##### SOURCE DATA #####

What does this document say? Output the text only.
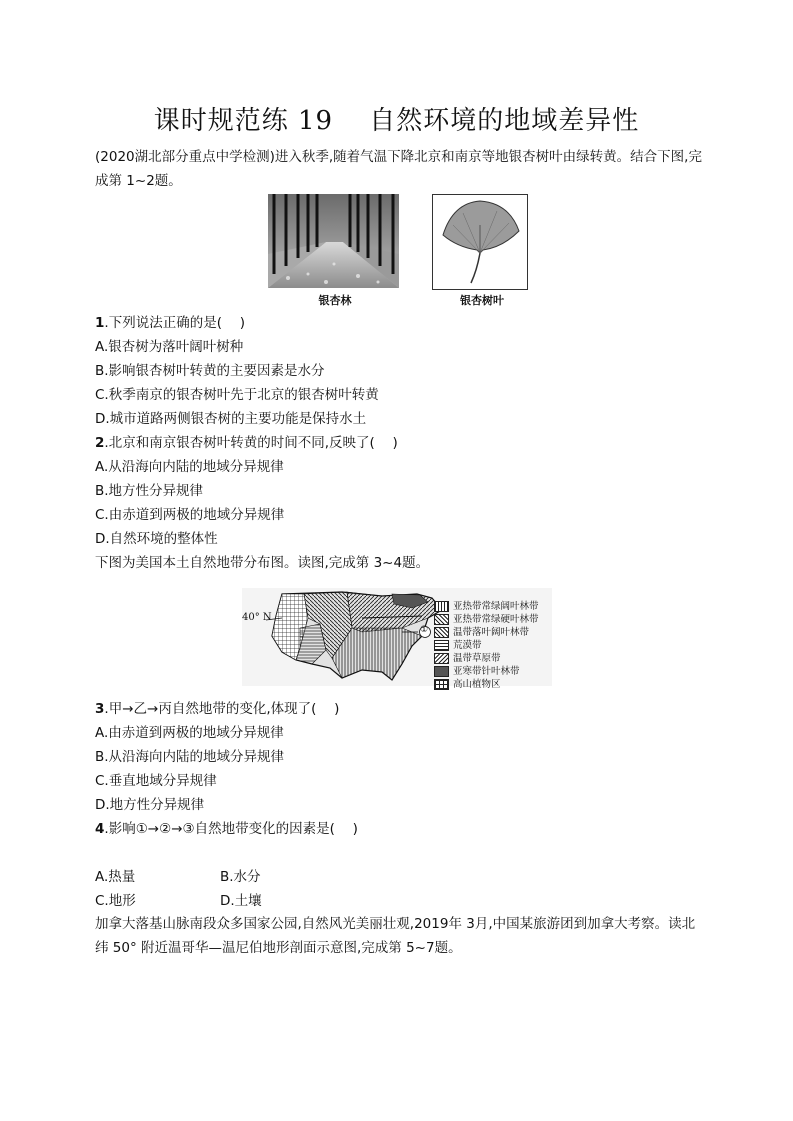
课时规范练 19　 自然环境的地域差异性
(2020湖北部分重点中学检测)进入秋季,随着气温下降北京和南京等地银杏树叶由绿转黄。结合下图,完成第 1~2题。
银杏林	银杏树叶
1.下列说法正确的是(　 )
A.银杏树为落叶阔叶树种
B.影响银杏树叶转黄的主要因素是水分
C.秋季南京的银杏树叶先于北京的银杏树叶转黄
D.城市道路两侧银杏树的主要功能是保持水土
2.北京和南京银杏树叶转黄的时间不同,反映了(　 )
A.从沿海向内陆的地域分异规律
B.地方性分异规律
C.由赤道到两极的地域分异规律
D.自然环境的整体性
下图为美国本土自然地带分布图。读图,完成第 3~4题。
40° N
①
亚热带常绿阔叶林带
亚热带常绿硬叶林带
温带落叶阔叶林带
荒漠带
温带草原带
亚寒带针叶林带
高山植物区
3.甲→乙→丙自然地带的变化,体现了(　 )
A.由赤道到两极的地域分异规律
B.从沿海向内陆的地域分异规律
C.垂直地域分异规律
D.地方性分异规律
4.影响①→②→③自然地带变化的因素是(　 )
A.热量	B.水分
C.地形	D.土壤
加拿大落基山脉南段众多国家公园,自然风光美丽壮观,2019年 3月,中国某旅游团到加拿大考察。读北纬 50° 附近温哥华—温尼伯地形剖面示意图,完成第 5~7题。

#####

## GIVEN REQUEST
Return all of the data exactly as written, and drop the pictures.

## OUTPUT OF THE TASK
What does this document say? Output the text only.
课时规范练 19　 自然环境的地域差异性
(2020湖北部分重点中学检测)进入秋季,随着气温下降北京和南京等地银杏树叶由绿转黄。结合下图,完成第 1~2题。
银杏林	银杏树叶
1.下列说法正确的是(　 )
A.银杏树为落叶阔叶树种
B.影响银杏树叶转黄的主要因素是水分
C.秋季南京的银杏树叶先于北京的银杏树叶转黄
D.城市道路两侧银杏树的主要功能是保持水土
2.北京和南京银杏树叶转黄的时间不同,反映了(　 )
A.从沿海向内陆的地域分异规律
B.地方性分异规律
C.由赤道到两极的地域分异规律
D.自然环境的整体性
下图为美国本土自然地带分布图。读图,完成第 3~4题。
40° N
①
亚热带常绿阔叶林带
亚热带常绿硬叶林带
温带落叶阔叶林带
荒漠带
温带草原带
亚寒带针叶林带
高山植物区
3.甲→乙→丙自然地带的变化,体现了(　 )
A.由赤道到两极的地域分异规律
B.从沿海向内陆的地域分异规律
C.垂直地域分异规律
D.地方性分异规律
4.影响①→②→③自然地带变化的因素是(　 )
A.热量	B.水分
C.地形	D.土壤
加拿大落基山脉南段众多国家公园,自然风光美丽壮观,2019年 3月,中国某旅游团到加拿大考察。读北纬 50° 附近温哥华—温尼伯地形剖面示意图,完成第 5~7题。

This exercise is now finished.